>> START RECORDS TO USE

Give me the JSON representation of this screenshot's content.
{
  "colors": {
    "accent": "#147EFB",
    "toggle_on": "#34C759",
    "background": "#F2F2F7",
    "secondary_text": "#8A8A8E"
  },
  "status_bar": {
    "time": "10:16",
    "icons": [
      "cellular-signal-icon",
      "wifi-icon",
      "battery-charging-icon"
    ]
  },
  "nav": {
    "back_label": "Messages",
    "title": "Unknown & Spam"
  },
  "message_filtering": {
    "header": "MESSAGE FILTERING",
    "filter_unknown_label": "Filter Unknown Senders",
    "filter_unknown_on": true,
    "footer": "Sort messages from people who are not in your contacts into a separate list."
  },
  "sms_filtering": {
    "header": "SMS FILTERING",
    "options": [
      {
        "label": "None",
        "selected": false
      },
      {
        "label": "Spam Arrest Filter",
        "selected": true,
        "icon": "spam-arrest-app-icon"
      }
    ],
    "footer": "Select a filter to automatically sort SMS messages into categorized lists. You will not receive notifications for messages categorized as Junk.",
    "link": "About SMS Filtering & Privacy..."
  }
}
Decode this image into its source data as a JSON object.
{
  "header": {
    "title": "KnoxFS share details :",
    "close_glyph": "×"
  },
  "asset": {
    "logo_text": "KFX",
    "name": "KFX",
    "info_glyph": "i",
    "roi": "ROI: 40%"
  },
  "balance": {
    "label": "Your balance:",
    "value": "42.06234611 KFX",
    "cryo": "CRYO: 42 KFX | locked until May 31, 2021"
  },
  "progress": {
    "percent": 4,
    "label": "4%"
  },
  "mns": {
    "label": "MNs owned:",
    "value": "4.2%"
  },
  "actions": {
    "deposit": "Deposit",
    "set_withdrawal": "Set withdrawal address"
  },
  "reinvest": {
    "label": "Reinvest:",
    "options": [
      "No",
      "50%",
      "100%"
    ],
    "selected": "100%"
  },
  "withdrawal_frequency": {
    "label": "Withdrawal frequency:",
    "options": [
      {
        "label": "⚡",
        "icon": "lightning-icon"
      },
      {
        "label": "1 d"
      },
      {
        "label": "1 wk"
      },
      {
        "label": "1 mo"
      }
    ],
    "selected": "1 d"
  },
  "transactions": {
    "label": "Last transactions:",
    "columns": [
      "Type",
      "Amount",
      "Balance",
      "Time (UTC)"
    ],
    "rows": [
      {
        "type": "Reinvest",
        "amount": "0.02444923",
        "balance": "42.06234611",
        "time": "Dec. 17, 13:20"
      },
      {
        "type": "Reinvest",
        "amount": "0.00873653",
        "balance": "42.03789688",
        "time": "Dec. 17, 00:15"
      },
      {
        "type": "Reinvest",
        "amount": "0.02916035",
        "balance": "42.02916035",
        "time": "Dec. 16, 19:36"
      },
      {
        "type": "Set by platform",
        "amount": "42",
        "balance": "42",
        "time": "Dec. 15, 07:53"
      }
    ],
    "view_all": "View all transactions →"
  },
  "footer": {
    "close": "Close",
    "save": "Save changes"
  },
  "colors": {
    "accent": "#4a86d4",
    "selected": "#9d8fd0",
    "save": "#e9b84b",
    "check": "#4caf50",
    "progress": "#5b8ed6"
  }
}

>> END RECORDS TO USE

Return each line where "selected" shows up.

§ **SOLUTION**
        "selected": false
        "selected": true,
    "selected": "100%"
    "selected": "1 d"
    "selected": "#9d8fd0",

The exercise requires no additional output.